= Passage given =
....
Job: It can be difficult to separate a cipher from a constructed language. Maybe a better question would be, why is the Voynich Manuscript not a natural language? (February 15th, 2016)

Emma: It’s really not better to phrase it that way. I want positive reasons for the Voynich manuscript being a cipher. If folks’ beliefs truly boil down to, “it’s a cipher because I don’t think it’s a language”, then I think the whole side of cipher research on the VM has a serious problem.(February 15th, 2016)

Sam G: As of 2016, nobody has ever developed a cipher capable of replicating even a fraction of the VMS text’s properties, despite the enormous advances in cryptography that have been made since the VMS was produced, and the fact that some of the best cryptographers in the world have worked specifically on the VMS.(February 20th, 2016)

 Anton I would like to mention some arguments in favour of the cipher hypothesis [sic.] *… 1) Here and there the text bears evidence of having been put down not in a single pass. ….  2) There is that curious phenomenon of “gallows coverage” there…..  3) There is at least one label consisting of only one character. … (March 23rd, 2016)
....
= Material shown =
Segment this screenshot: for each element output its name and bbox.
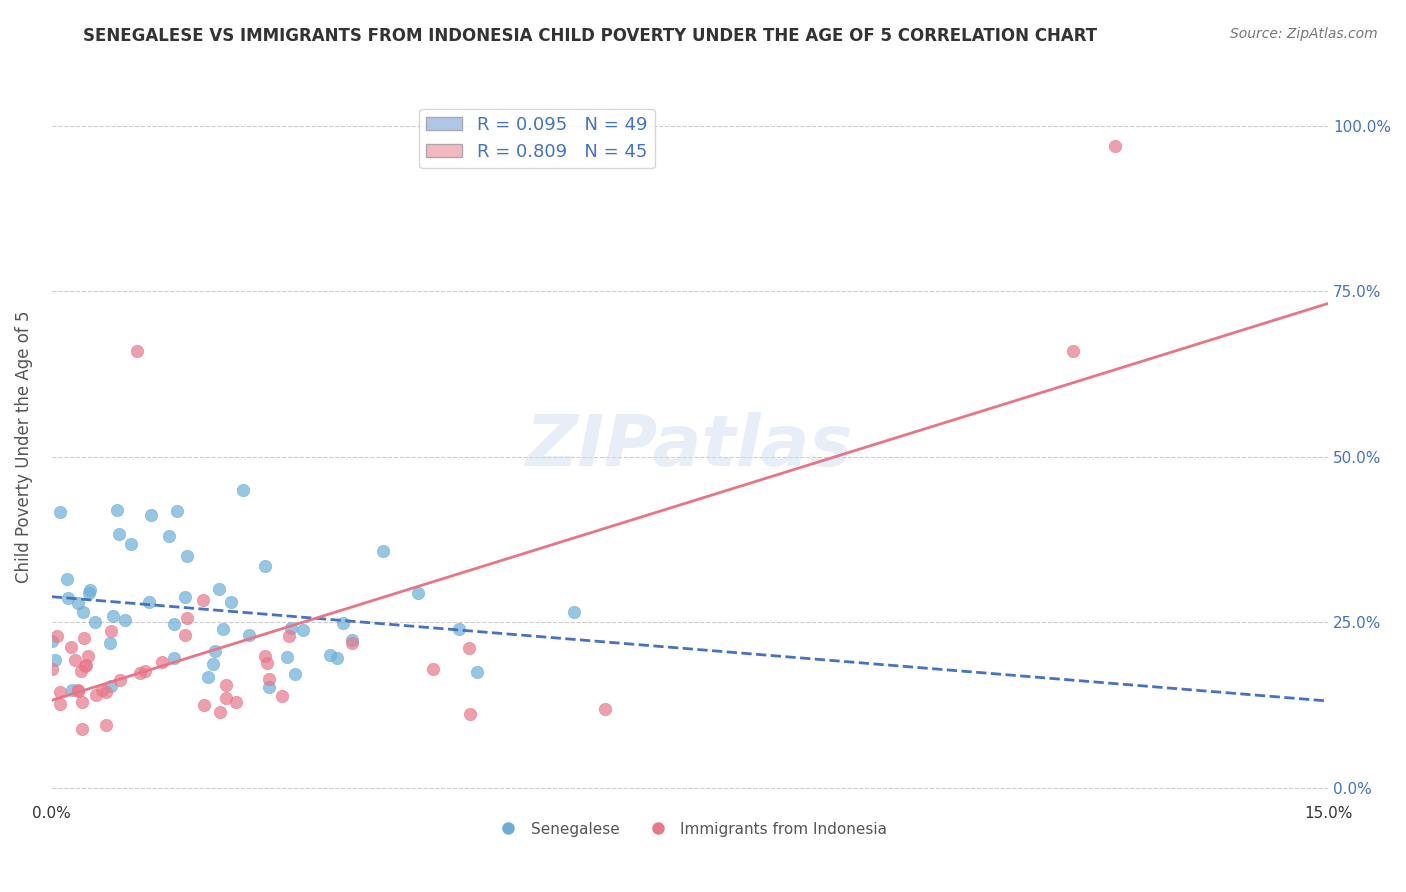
Point [101,608,124,623]
Point [100,679,122,693]
Point [193,698,215,712]
Point [209,705,232,719]
Point [114,613,136,627]
Point [125,343,148,358]
Point [332,615,354,630]
Point [208,582,231,597]
Point [56,572,79,586]
Point [163,617,186,632]
Point [65,653,87,667]
Point [458,706,481,721]
Point [44,653,66,667]
Point [257,672,280,686]
Point [67,684,90,698]
Point [134,664,156,678]
Point [256,657,278,671]
Point [77,648,100,663]
Point [447,622,470,636]
Point [593,702,616,716]
Point [326,651,349,665]
Point [59,640,82,655]
Point [254,648,277,663]
Point [60,682,83,697]
Point [319,648,342,662]
Point [138,595,160,609]
Point [163,650,186,665]
Point [86,688,108,702]
Point [259,680,281,694]
Point [1104,138,1126,153]
Point [70,723,93,737]
Point [105,502,128,516]
Point [197,670,219,684]
Point [107,527,129,541]
Point [191,592,214,607]
Point [91,682,114,697]
Point [276,650,298,665]
Point [129,665,152,680]
Point [238,628,260,642]
Point [176,611,198,625]
Point [232,483,254,497]
Point [465,665,488,679]
Point [94,685,117,699]
Point [215,678,238,692]
Point [67,682,90,697]
Point [204,644,226,658]
Point [100,636,122,650]
Point [79,583,101,598]
Point [84,615,107,630]
Point [41,634,63,648]
Point [291,623,314,637]
Point [173,590,195,604]
Point [70,695,93,709]
Point [49,504,72,518]
Point [422,662,444,676]
Point [157,529,180,543]
Point [562,605,585,619]
Y-axis label: Child Poverty Under the Age of 5: Child Poverty Under the Age of 5 [15,310,32,583]
Point [278,629,301,643]
Text: ZIPatlas: ZIPatlas [526,412,853,482]
Point [284,667,307,681]
Point [72,631,94,645]
Point [139,508,162,523]
Point [72,606,94,620]
Point [41,662,63,676]
Point [150,655,173,669]
Point [69,665,91,679]
Point [280,621,302,635]
Point [100,624,122,638]
Point [406,586,429,600]
Point [76,658,98,673]
Point [225,695,247,709]
Point [340,632,363,647]
Point [49,698,72,712]
Point [56,591,79,606]
Point [270,690,292,704]
Point [371,544,394,558]
Point [66,596,89,610]
Point [94,717,117,731]
Point [174,628,197,642]
Point [219,595,242,609]
Point [458,641,481,656]
Point [49,685,72,699]
Point [166,504,188,518]
Point [120,537,142,551]
Point [108,673,131,687]
Point [176,549,198,564]
Text: Source: ZipAtlas.com: Source: ZipAtlas.com [1230,27,1378,41]
Point [211,623,233,637]
Point [45,629,67,643]
Point [79,585,101,599]
Point [1062,343,1084,358]
Text: SENEGALESE VS IMMIGRANTS FROM INDONESIA CHILD POVERTY UNDER THE AGE OF 5 CORRELA: SENEGALESE VS IMMIGRANTS FROM INDONESIA … [83,27,1098,45]
Point [202,657,225,672]
Point [254,558,277,573]
Point [215,691,238,706]
Point [75,659,97,673]
Point [340,636,363,650]
Legend: Senegalese, Immigrants from Indonesia: Senegalese, Immigrants from Indonesia [486,815,894,843]
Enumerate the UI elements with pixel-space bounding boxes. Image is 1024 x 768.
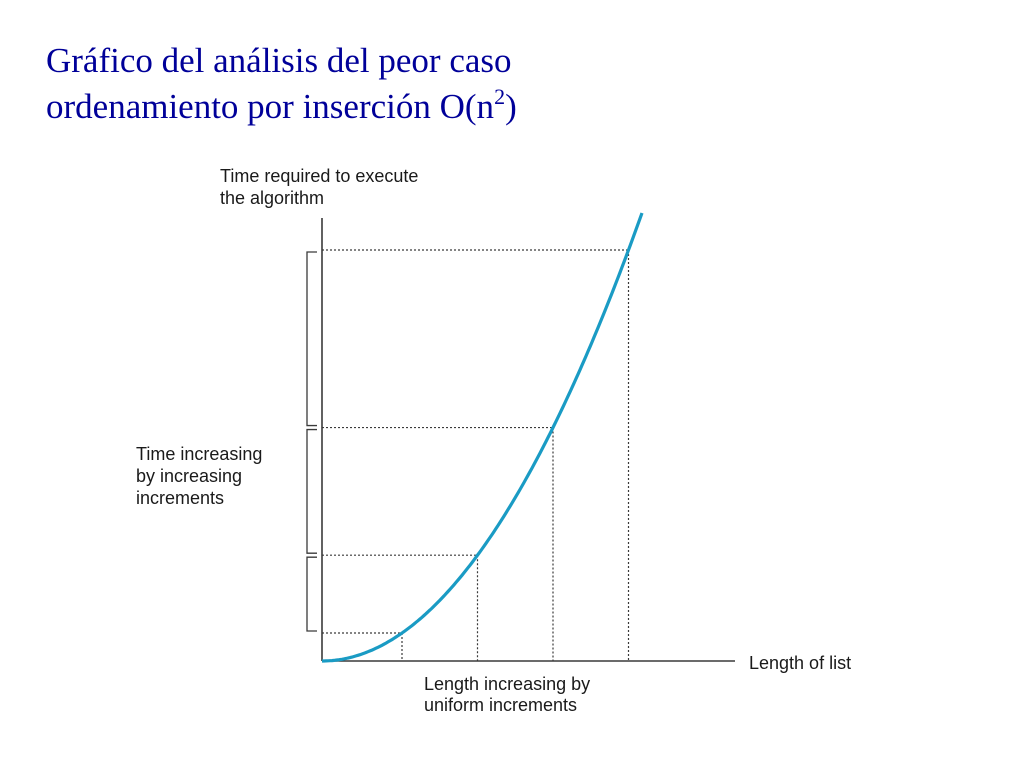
time-increment-bracket bbox=[306, 428, 317, 554]
slide-title: Gráfico del análisis del peor caso orden… bbox=[46, 38, 517, 130]
time-annotation-line-3: increments bbox=[136, 488, 224, 508]
time-annotation-line-1: Time increasing bbox=[136, 444, 262, 464]
title-line-2-text: ordenamiento por inserción O(n bbox=[46, 87, 495, 126]
title-line-1: Gráfico del análisis del peor caso bbox=[46, 41, 512, 80]
x-axis-label: Length of list bbox=[749, 653, 851, 673]
growth-curve bbox=[322, 212, 644, 663]
y-axis-label: Time required to execute the algorithm bbox=[220, 166, 423, 208]
title-line-2: ordenamiento por inserción O(n2) bbox=[46, 84, 517, 130]
dotted-guide-lines bbox=[322, 249, 630, 661]
length-increasing-annotation: Length increasing by uniform increments bbox=[424, 674, 595, 715]
time-increasing-annotation: Time increasing by increasing increments bbox=[136, 444, 267, 508]
title-exponent: 2 bbox=[494, 84, 506, 109]
title-line-2-close: ) bbox=[505, 87, 517, 126]
time-increment-bracket bbox=[306, 251, 317, 427]
time-increment-bracket bbox=[306, 556, 317, 632]
length-annotation-line-2: uniform increments bbox=[424, 695, 577, 715]
time-annotation-line-2: by increasing bbox=[136, 466, 242, 486]
time-increment-brackets bbox=[306, 251, 317, 632]
y-axis-label-line-2: the algorithm bbox=[220, 188, 324, 208]
y-axis-label-line-1: Time required to execute bbox=[220, 166, 418, 186]
length-annotation-line-1: Length increasing by bbox=[424, 674, 590, 694]
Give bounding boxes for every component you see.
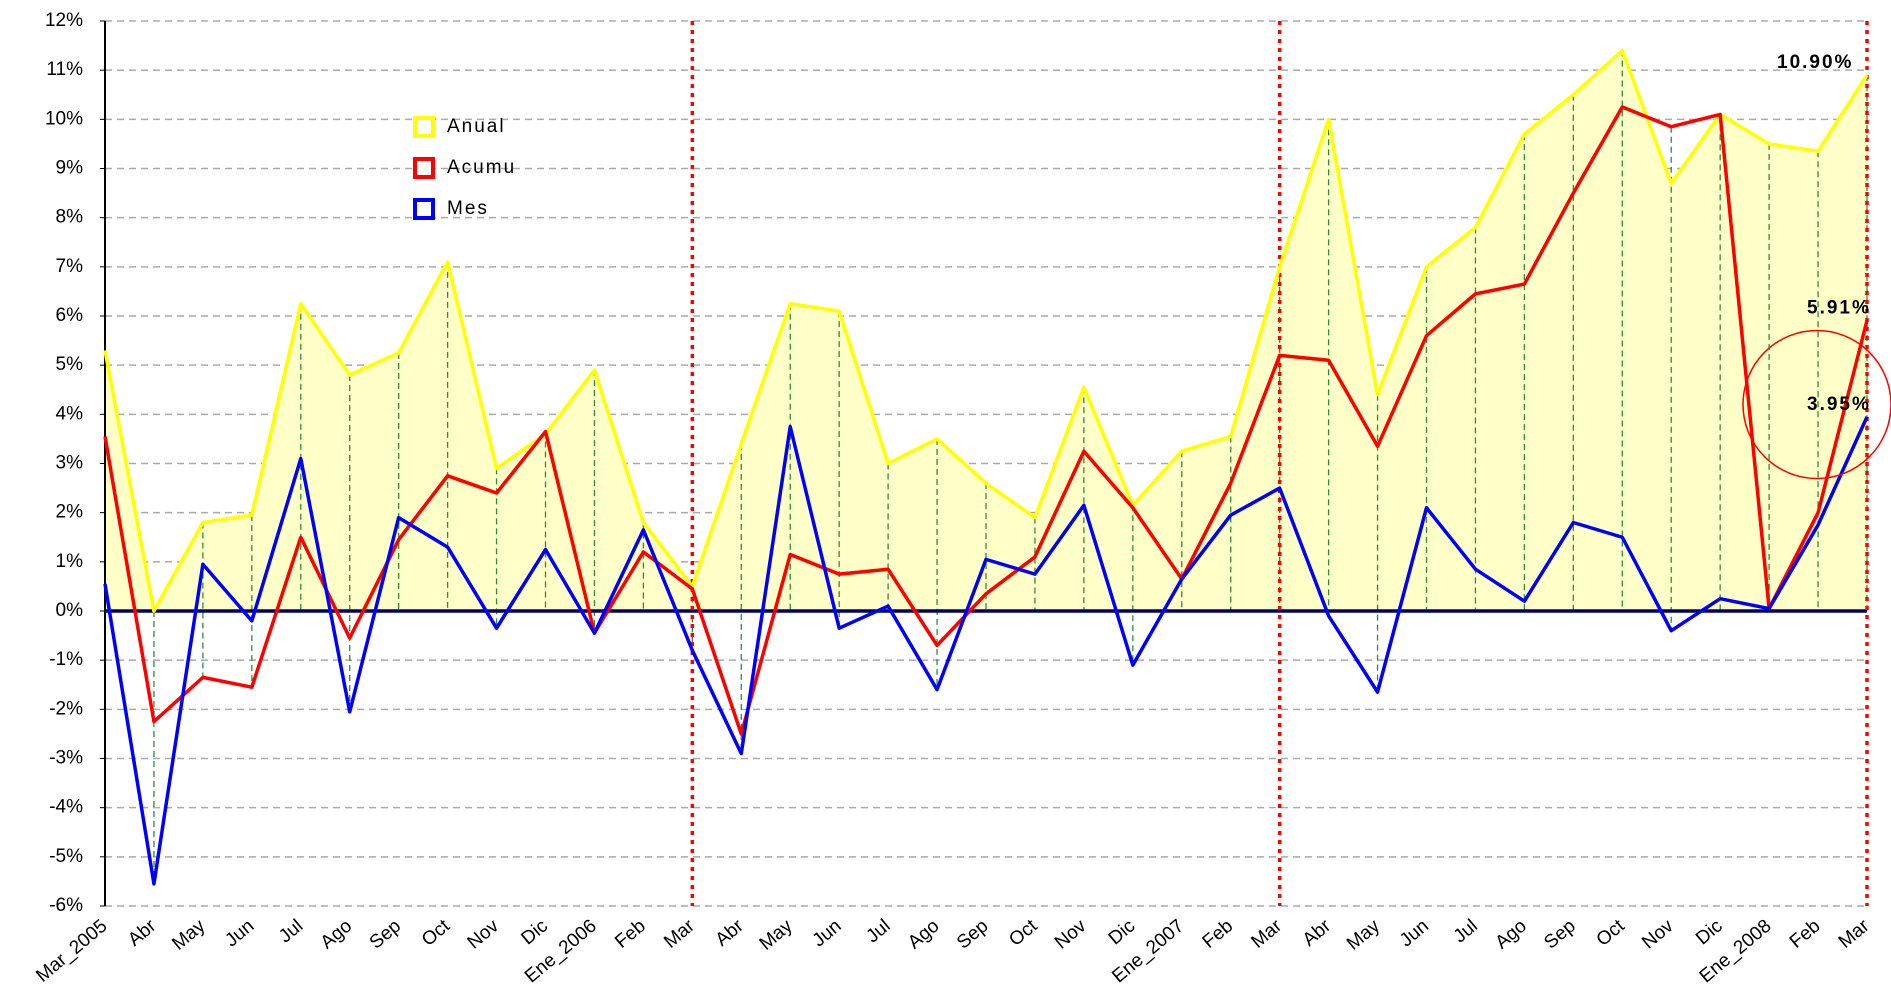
x-tick-label: Jul [275,916,307,948]
x-tick-label: Feb [1786,916,1825,953]
y-tick-label: 5% [56,354,84,375]
data-label: 3.95% [1807,394,1871,415]
legend-swatch [413,198,435,220]
y-tick-label: -3% [49,748,83,769]
x-tick-label: Abr [124,915,161,951]
legend-swatch [413,116,435,138]
x-tick-label: Jul [862,916,894,948]
x-tick-label: Ago [1491,916,1530,954]
x-tick-label: Dic [1692,916,1727,950]
data-label: 5.91% [1807,297,1871,318]
x-tick-label: Jun [221,916,258,952]
y-tick-label: -1% [49,649,83,670]
legend-swatch [413,157,435,179]
legend-label: Mes [447,198,489,219]
x-tick-label: May [1343,915,1384,954]
y-tick-label: 12% [45,10,83,31]
y-tick-label: -5% [49,846,83,867]
legend-label: Anual [447,116,506,137]
x-tick-label: Oct [1593,915,1630,951]
x-tick-label: Dic [517,916,552,950]
x-tick-label: Abr [712,915,749,951]
y-tick-label: 7% [56,256,84,277]
y-tick-label: -2% [49,698,83,719]
x-tick-label: Nov [1638,915,1678,953]
y-tick-label: 10% [45,108,83,129]
y-tick-label: 3% [56,453,84,474]
line [103,416,1869,886]
x-tick-label: Sep [366,916,405,954]
x-tick-label: Sep [953,916,992,954]
y-tick-label: 8% [56,207,84,228]
x-tick-label: Dic [1105,916,1140,950]
x-tick-label: Ago [904,916,943,954]
data-label: 10.90% [1777,52,1853,73]
x-tick-label: Oct [418,915,455,951]
x-tick-label: May [168,915,209,954]
annotation-circle [1742,329,1891,480]
x-tick-label: Jun [809,916,846,952]
x-tick-label: Feb [1199,916,1238,953]
y-tick-label: 11% [46,59,83,80]
x-tick-label: Mar [660,915,699,953]
y-tick-label: 2% [56,502,84,523]
x-tick-label: Abr [1299,915,1336,951]
x-tick-label: May [756,915,797,954]
y-tick-label: 6% [56,305,84,326]
y-tick-label: -4% [49,797,83,818]
x-tick-label: Sep [1540,916,1579,954]
y-tick-label: 9% [56,158,84,179]
x-tick-label: Mar [1248,915,1287,953]
x-tick-label: Nov [464,915,504,953]
line [103,105,1869,736]
x-tick-label: Jul [1450,916,1482,948]
y-tick-label: 0% [56,600,84,621]
y-tick-label: 1% [56,551,84,572]
legend-label: Acumu [447,157,516,178]
y-tick-label: -6% [49,895,83,916]
x-tick-label: Oct [1005,915,1042,951]
x-tick-label: Jun [1396,916,1433,952]
x-tick-label: Feb [611,916,650,953]
x-tick-label: Mar [1835,915,1874,953]
y-tick-label: 4% [56,403,84,424]
line [103,48,1869,613]
x-tick-label: Nov [1051,915,1091,953]
x-tick-label: Mar_2005 [32,916,111,987]
x-tick-label: Ago [317,916,356,954]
....
= Problems =
A. Copy the stretch of the Voynich Manuscript discussion from "Anton I would" through "(March 23rd, 2016)", renaming "label" to "caption".
B. Extend the Voynich Manuscript discussion beyond its last line.

= Answers to the exercise =
A.
Anton I would like to mention some arguments in favour of the cipher hypothesis [sic.] *… 1) Here and there the text bears evidence of having been put down not in a single pass. ….  2) There is that curious phenomenon of “gallows coverage” there…..  3) There is at least one caption consisting of only one character. … (March 23rd, 2016)

B.
Emma: Of your three points in favour of a cipher, I agree that point 2) is good. But point 1) is ambiguous, and point 3) is incredibly thin.(March 24th, 2016)

Note: *the ‘ciphertext’ was not ever an ‘hypothesis’. From the first it was no more than an assertion, adopted on faith.

See also:

E.M. Smith, ‘Why the Voynich Text is not Linguistic’, Agnostic Voynich (blog) January 5th, 2016

The most reasonable explanation for the apparent gullibility displayed by highly intelligent, professionally competent, and formally trained analytical minds over the decades after 1914 is, I think, the skill with which Wilfrid bundled his ‘cipher text’ idea. It was that which apparently froze his readers’ critical intelligence over this item and several others which also became items of ‘Voynich doctrine’.

Wilfrid-style “bundling”

Between 1912-2012 the three most common topics driving discussion of the manuscript were:

  • (a) the ‘cipher-text’;
  • (b) the ‘Roger Bacon’ tale or that of some other posited  ‘author’.
  • (c) a presumption that the manuscript can only be worthy of study if it is an expression of western Christian (‘Latin’) culture.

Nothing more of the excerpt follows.